-- DATASET ENTRIES start --

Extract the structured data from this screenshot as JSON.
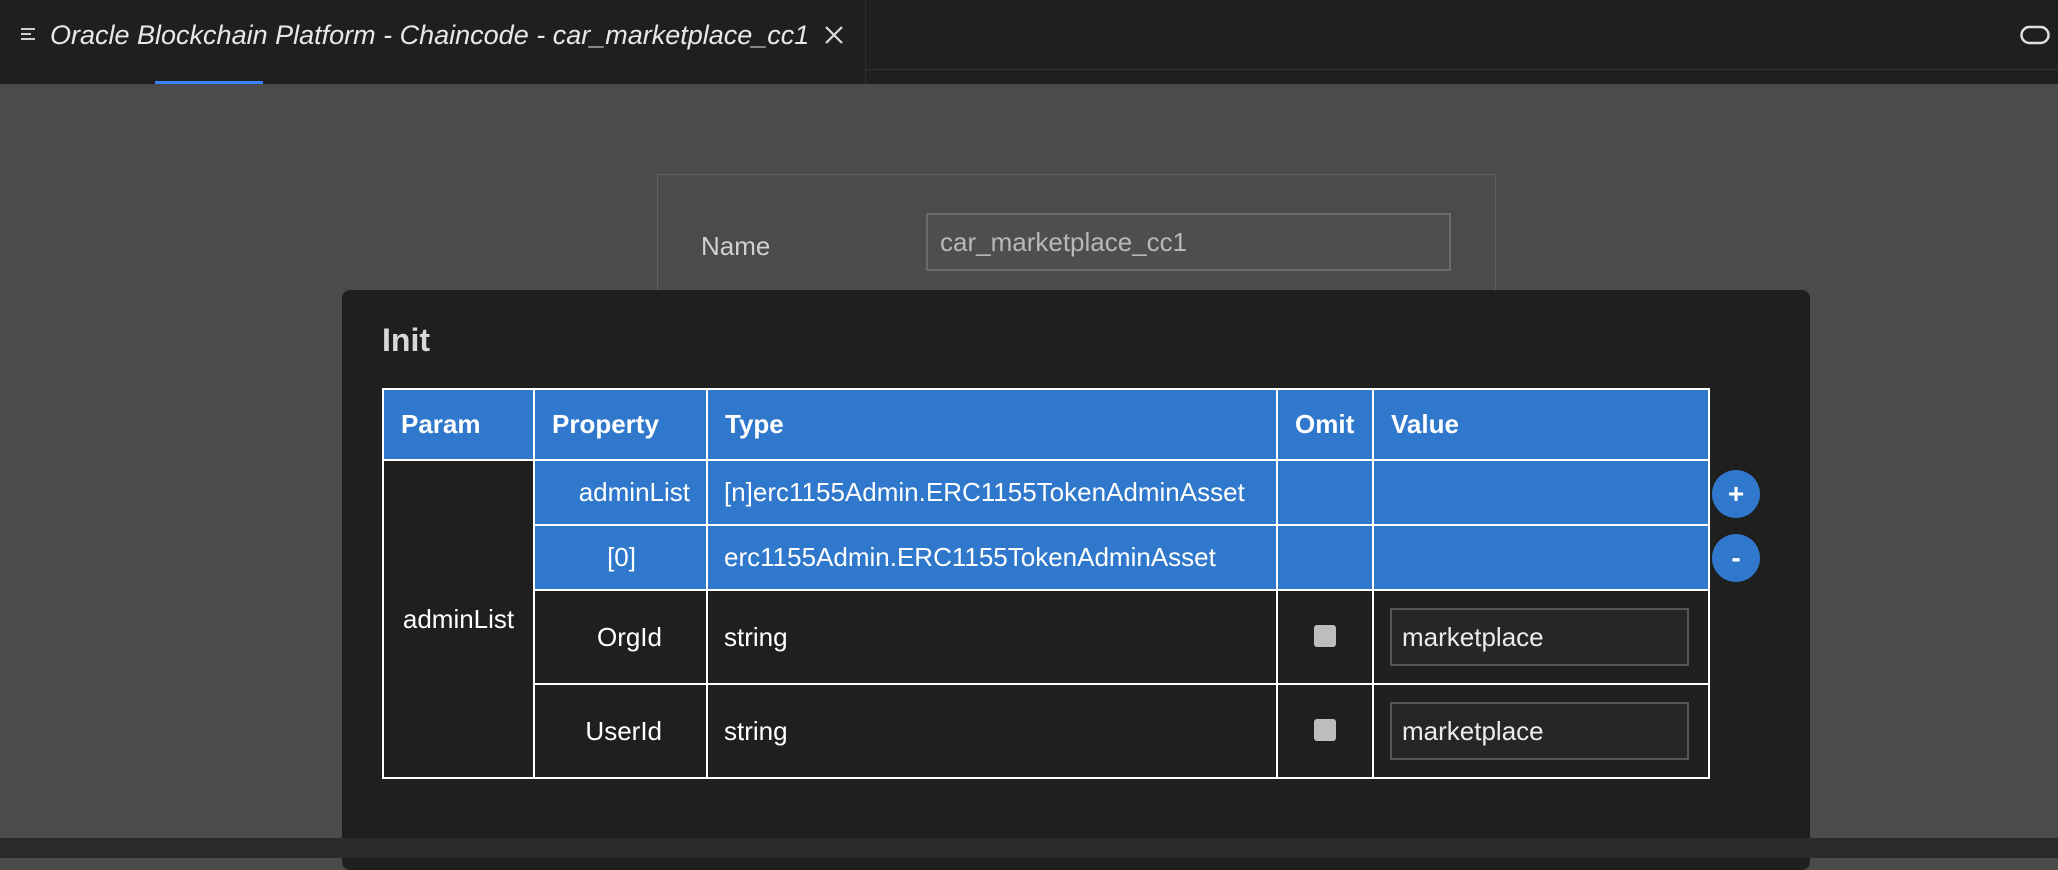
{
  "tab": {
    "title": "Oracle Blockchain Platform - Chaincode - car_marketplace_cc1"
  },
  "form": {
    "name_label": "Name",
    "name_value": "car_marketplace_cc1"
  },
  "dialog": {
    "title": "Init",
    "columns": [
      "Param",
      "Property",
      "Type",
      "Omit",
      "Value"
    ],
    "param_name": "adminList",
    "rows": [
      {
        "property": "adminList",
        "type": "[n]erc1155Admin.ERC1155TokenAdminAsset"
      },
      {
        "property": "[0]",
        "type": "erc1155Admin.ERC1155TokenAdminAsset"
      },
      {
        "property": "OrgId",
        "type": "string",
        "value": "marketplace"
      },
      {
        "property": "UserId",
        "type": "string",
        "value": "marketplace"
      }
    ],
    "add_label": "+",
    "remove_label": "-"
  },
  "colors": {
    "accent": "#2f78cc",
    "dialog_bg": "#1f1f1f",
    "page_bg": "#4b4b4b"
  }
}
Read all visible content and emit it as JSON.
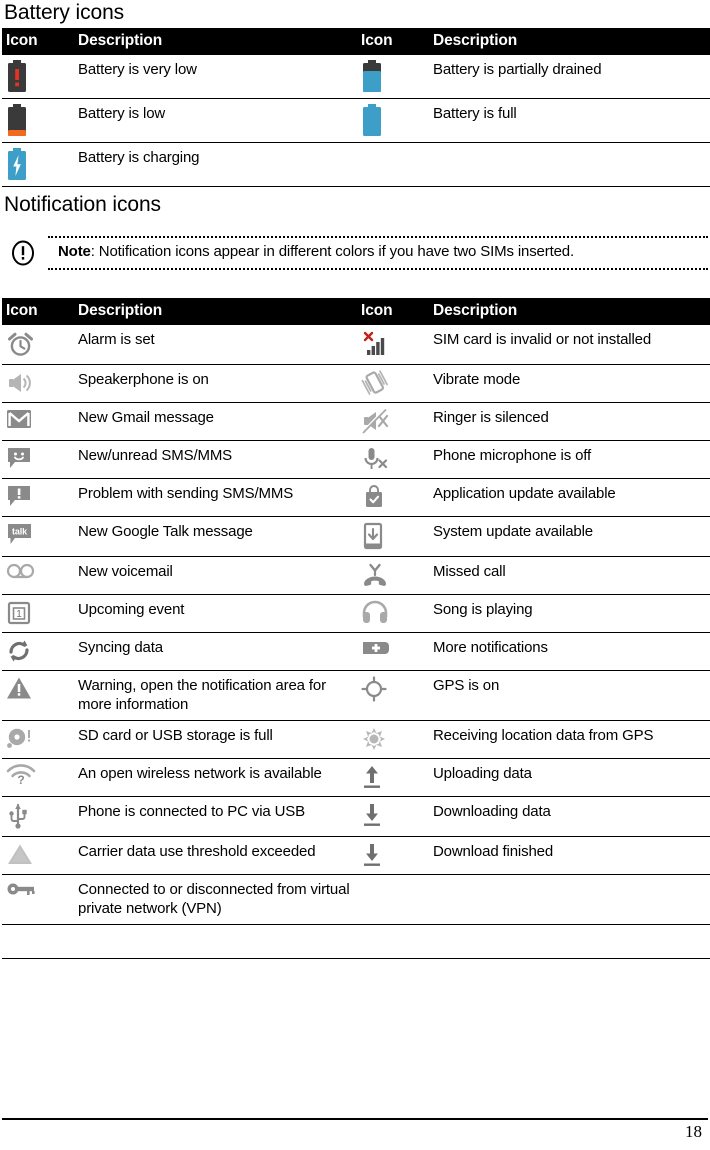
{
  "document": {
    "page_number": "18"
  },
  "battery_section": {
    "title": "Battery icons",
    "headers": {
      "icon_left": "Icon",
      "desc_left": "Description",
      "icon_right": "Icon",
      "desc_right": "Description"
    },
    "rows": [
      {
        "left": {
          "icon": "battery-very-low-icon",
          "desc": "Battery is very low"
        },
        "right": {
          "icon": "battery-partial-icon",
          "desc": "Battery is partially drained"
        }
      },
      {
        "left": {
          "icon": "battery-low-icon",
          "desc": "Battery is low"
        },
        "right": {
          "icon": "battery-full-icon",
          "desc": "Battery is full"
        }
      },
      {
        "left": {
          "icon": "battery-charging-icon",
          "desc": "Battery is charging"
        },
        "right": {
          "icon": "",
          "desc": ""
        }
      }
    ]
  },
  "notification_section": {
    "title": "Notification icons",
    "note": {
      "icon": "note-exclamation-icon",
      "label": "Note",
      "separator": ": ",
      "text": "Notification icons appear in different colors if you have two SIMs inserted.",
      "full": "Note: Notification icons appear in different colors if you have two SIMs inserted."
    },
    "headers": {
      "icon_left": "Icon",
      "desc_left": "Description",
      "icon_right": "Icon",
      "desc_right": "Description"
    },
    "rows": [
      {
        "left": {
          "icon": "alarm-clock-icon",
          "desc": "Alarm is set"
        },
        "right": {
          "icon": "sim-card-invalid-icon",
          "desc": "SIM card is invalid or not installed"
        }
      },
      {
        "left": {
          "icon": "speakerphone-icon",
          "desc": "Speakerphone is on"
        },
        "right": {
          "icon": "vibrate-mode-icon",
          "desc": "Vibrate mode"
        }
      },
      {
        "left": {
          "icon": "gmail-icon",
          "desc": "New Gmail message"
        },
        "right": {
          "icon": "ringer-silenced-icon",
          "desc": "Ringer is silenced"
        }
      },
      {
        "left": {
          "icon": "sms-mms-icon",
          "desc": "New/unread SMS/MMS"
        },
        "right": {
          "icon": "microphone-off-icon",
          "desc": "Phone microphone is off"
        }
      },
      {
        "left": {
          "icon": "sms-problem-icon",
          "desc": "Problem with sending SMS/MMS"
        },
        "right": {
          "icon": "app-update-icon",
          "desc": "Application update available"
        }
      },
      {
        "left": {
          "icon": "google-talk-icon",
          "desc": "New Google Talk message"
        },
        "right": {
          "icon": "system-update-icon",
          "desc": "System update available"
        }
      },
      {
        "left": {
          "icon": "voicemail-icon",
          "desc": "New voicemail"
        },
        "right": {
          "icon": "missed-call-icon",
          "desc": "Missed call"
        }
      },
      {
        "left": {
          "icon": "calendar-event-icon",
          "desc": "Upcoming event"
        },
        "right": {
          "icon": "headphones-icon",
          "desc": "Song is playing"
        }
      },
      {
        "left": {
          "icon": "sync-icon",
          "desc": "Syncing data"
        },
        "right": {
          "icon": "more-notifications-icon",
          "desc": "More notifications"
        }
      },
      {
        "left": {
          "icon": "warning-triangle-icon",
          "desc": "Warning, open the notification area for more information"
        },
        "right": {
          "icon": "gps-on-icon",
          "desc": "GPS is on"
        }
      },
      {
        "left": {
          "icon": "sd-card-full-icon",
          "desc": "SD card or USB storage is full"
        },
        "right": {
          "icon": "gps-receiving-icon",
          "desc": "Receiving location data from GPS"
        }
      },
      {
        "left": {
          "icon": "open-wifi-icon",
          "desc": "An open wireless network is available"
        },
        "right": {
          "icon": "upload-icon",
          "desc": "Uploading data"
        }
      },
      {
        "left": {
          "icon": "usb-icon",
          "desc": "Phone is connected to PC via USB"
        },
        "right": {
          "icon": "download-icon",
          "desc": "Downloading data"
        }
      },
      {
        "left": {
          "icon": "carrier-data-icon",
          "desc": "Carrier data use threshold exceeded"
        },
        "right": {
          "icon": "download-finished-icon",
          "desc": "Download finished"
        }
      },
      {
        "left": {
          "icon": "vpn-key-icon",
          "desc": "Connected to or disconnected from virtual private network (VPN)"
        },
        "right": {
          "icon": "",
          "desc": ""
        }
      }
    ]
  },
  "colors": {
    "battery_red": "#e03323",
    "battery_dark": "#3a3a3a",
    "battery_orange": "#f26a1b",
    "battery_blue": "#3d9fc8",
    "icon_gray": "#8a8a8a",
    "header_bg": "#000000",
    "header_fg": "#ffffff",
    "sim_x_red": "#c22018",
    "sim_bars": "#4a4a4a"
  }
}
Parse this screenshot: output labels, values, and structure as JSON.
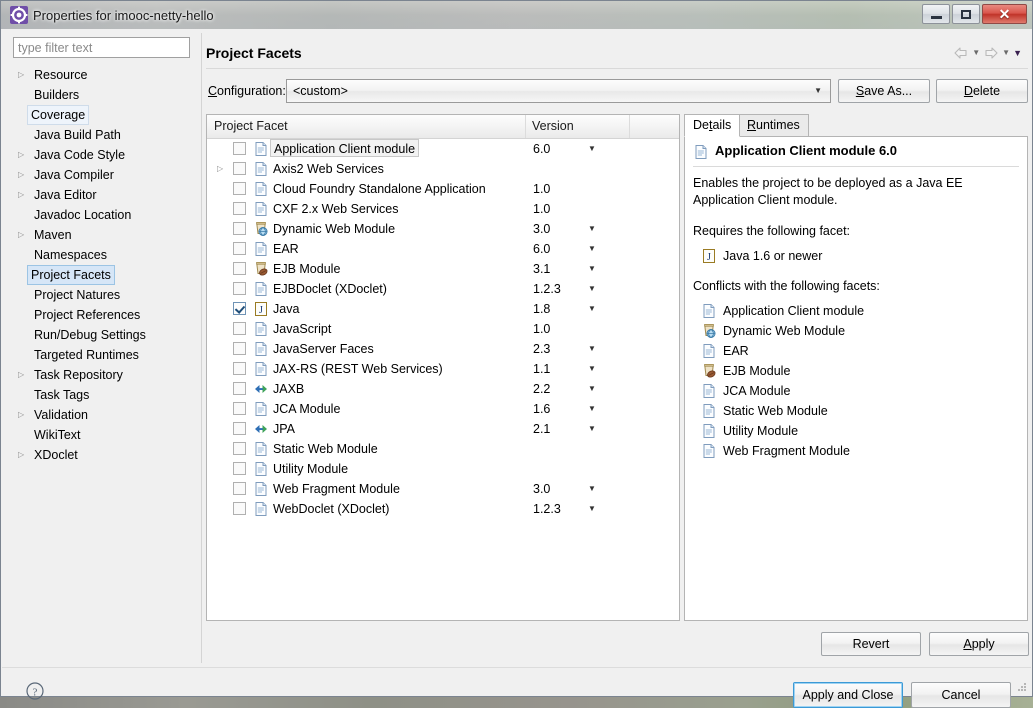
{
  "window": {
    "title": "Properties for imooc-netty-hello",
    "icon": "eclipse-properties-icon",
    "minimize_label": "Minimize",
    "maximize_label": "Maximize",
    "close_label": "✕"
  },
  "filter": {
    "placeholder": "type filter text",
    "value": ""
  },
  "sidebar": {
    "items": [
      {
        "label": "Resource",
        "expandable": true,
        "selected": false
      },
      {
        "label": "Builders",
        "expandable": false,
        "selected": false
      },
      {
        "label": "Coverage",
        "expandable": false,
        "selected": false,
        "hover": true
      },
      {
        "label": "Java Build Path",
        "expandable": false,
        "selected": false
      },
      {
        "label": "Java Code Style",
        "expandable": true,
        "selected": false
      },
      {
        "label": "Java Compiler",
        "expandable": true,
        "selected": false
      },
      {
        "label": "Java Editor",
        "expandable": true,
        "selected": false
      },
      {
        "label": "Javadoc Location",
        "expandable": false,
        "selected": false
      },
      {
        "label": "Maven",
        "expandable": true,
        "selected": false
      },
      {
        "label": "Namespaces",
        "expandable": false,
        "selected": false
      },
      {
        "label": "Project Facets",
        "expandable": false,
        "selected": true
      },
      {
        "label": "Project Natures",
        "expandable": false,
        "selected": false
      },
      {
        "label": "Project References",
        "expandable": false,
        "selected": false
      },
      {
        "label": "Run/Debug Settings",
        "expandable": false,
        "selected": false
      },
      {
        "label": "Targeted Runtimes",
        "expandable": false,
        "selected": false
      },
      {
        "label": "Task Repository",
        "expandable": true,
        "selected": false
      },
      {
        "label": "Task Tags",
        "expandable": false,
        "selected": false
      },
      {
        "label": "Validation",
        "expandable": true,
        "selected": false
      },
      {
        "label": "WikiText",
        "expandable": false,
        "selected": false
      },
      {
        "label": "XDoclet",
        "expandable": true,
        "selected": false
      }
    ]
  },
  "page": {
    "title": "Project Facets",
    "nav_back_icon": "back-arrow-icon",
    "nav_forward_icon": "forward-arrow-icon",
    "nav_menu_icon": "chevron-down-icon"
  },
  "config": {
    "label": "Configuration:",
    "value": "<custom>",
    "save_as_label": "Save As...",
    "delete_label": "Delete"
  },
  "facet_table": {
    "columns": [
      "Project Facet",
      "Version"
    ],
    "rows": [
      {
        "name": "Application Client module",
        "version": "6.0",
        "checked": false,
        "expandable": false,
        "has_version_menu": true,
        "icon": "doc-icon",
        "selected": true
      },
      {
        "name": "Axis2 Web Services",
        "version": "",
        "checked": false,
        "expandable": true,
        "has_version_menu": false,
        "icon": "doc-icon",
        "selected": false
      },
      {
        "name": "Cloud Foundry Standalone Application",
        "version": "1.0",
        "checked": false,
        "expandable": false,
        "has_version_menu": false,
        "icon": "doc-icon",
        "selected": false
      },
      {
        "name": "CXF 2.x Web Services",
        "version": "1.0",
        "checked": false,
        "expandable": false,
        "has_version_menu": false,
        "icon": "doc-icon",
        "selected": false
      },
      {
        "name": "Dynamic Web Module",
        "version": "3.0",
        "checked": false,
        "expandable": false,
        "has_version_menu": true,
        "icon": "web-jar-icon",
        "selected": false
      },
      {
        "name": "EAR",
        "version": "6.0",
        "checked": false,
        "expandable": false,
        "has_version_menu": true,
        "icon": "doc-icon",
        "selected": false
      },
      {
        "name": "EJB Module",
        "version": "3.1",
        "checked": false,
        "expandable": false,
        "has_version_menu": true,
        "icon": "ejb-jar-icon",
        "selected": false
      },
      {
        "name": "EJBDoclet (XDoclet)",
        "version": "1.2.3",
        "checked": false,
        "expandable": false,
        "has_version_menu": true,
        "icon": "doc-icon",
        "selected": false
      },
      {
        "name": "Java",
        "version": "1.8",
        "checked": true,
        "expandable": false,
        "has_version_menu": true,
        "icon": "java-icon",
        "selected": false
      },
      {
        "name": "JavaScript",
        "version": "1.0",
        "checked": false,
        "expandable": false,
        "has_version_menu": false,
        "icon": "doc-icon",
        "selected": false
      },
      {
        "name": "JavaServer Faces",
        "version": "2.3",
        "checked": false,
        "expandable": false,
        "has_version_menu": true,
        "icon": "doc-icon",
        "selected": false
      },
      {
        "name": "JAX-RS (REST Web Services)",
        "version": "1.1",
        "checked": false,
        "expandable": false,
        "has_version_menu": true,
        "icon": "doc-icon",
        "selected": false
      },
      {
        "name": "JAXB",
        "version": "2.2",
        "checked": false,
        "expandable": false,
        "has_version_menu": true,
        "icon": "arrows-icon",
        "selected": false
      },
      {
        "name": "JCA Module",
        "version": "1.6",
        "checked": false,
        "expandable": false,
        "has_version_menu": true,
        "icon": "doc-icon",
        "selected": false
      },
      {
        "name": "JPA",
        "version": "2.1",
        "checked": false,
        "expandable": false,
        "has_version_menu": true,
        "icon": "arrows-icon",
        "selected": false
      },
      {
        "name": "Static Web Module",
        "version": "",
        "checked": false,
        "expandable": false,
        "has_version_menu": false,
        "icon": "doc-icon",
        "selected": false
      },
      {
        "name": "Utility Module",
        "version": "",
        "checked": false,
        "expandable": false,
        "has_version_menu": false,
        "icon": "doc-icon",
        "selected": false
      },
      {
        "name": "Web Fragment Module",
        "version": "3.0",
        "checked": false,
        "expandable": false,
        "has_version_menu": true,
        "icon": "doc-icon",
        "selected": false
      },
      {
        "name": "WebDoclet (XDoclet)",
        "version": "1.2.3",
        "checked": false,
        "expandable": false,
        "has_version_menu": true,
        "icon": "doc-icon",
        "selected": false
      }
    ]
  },
  "details": {
    "tabs": [
      {
        "label": "Details",
        "mnemonic": "t",
        "active": true
      },
      {
        "label": "Runtimes",
        "mnemonic": "R",
        "active": false
      }
    ],
    "header_title": "Application Client module 6.0",
    "header_icon": "doc-icon",
    "description": "Enables the project to be deployed as a Java EE Application Client module.",
    "requires_heading": "Requires the following facet:",
    "requires": [
      {
        "label": "Java 1.6 or newer",
        "icon": "java-icon"
      }
    ],
    "conflicts_heading": "Conflicts with the following facets:",
    "conflicts": [
      {
        "label": "Application Client module",
        "icon": "doc-icon"
      },
      {
        "label": "Dynamic Web Module",
        "icon": "web-jar-icon"
      },
      {
        "label": "EAR",
        "icon": "doc-icon"
      },
      {
        "label": "EJB Module",
        "icon": "ejb-jar-icon"
      },
      {
        "label": "JCA Module",
        "icon": "doc-icon"
      },
      {
        "label": "Static Web Module",
        "icon": "doc-icon"
      },
      {
        "label": "Utility Module",
        "icon": "doc-icon"
      },
      {
        "label": "Web Fragment Module",
        "icon": "doc-icon"
      }
    ]
  },
  "actions": {
    "revert_label": "Revert",
    "apply_label": "Apply",
    "apply_and_close_label": "Apply and Close",
    "cancel_label": "Cancel",
    "help_icon": "help-question-icon"
  },
  "colors": {
    "accent": "#3c9ad6",
    "selection": "#d6e6f7",
    "dialog_bg": "#f0f0f0",
    "close_button": "#c03429"
  }
}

-- DATASET ENTRIES end --

▶ [EXERCISE GOAL] State how many lines of the listing include "filter", and nothing more.

▶ [TASK RESPONSE] 2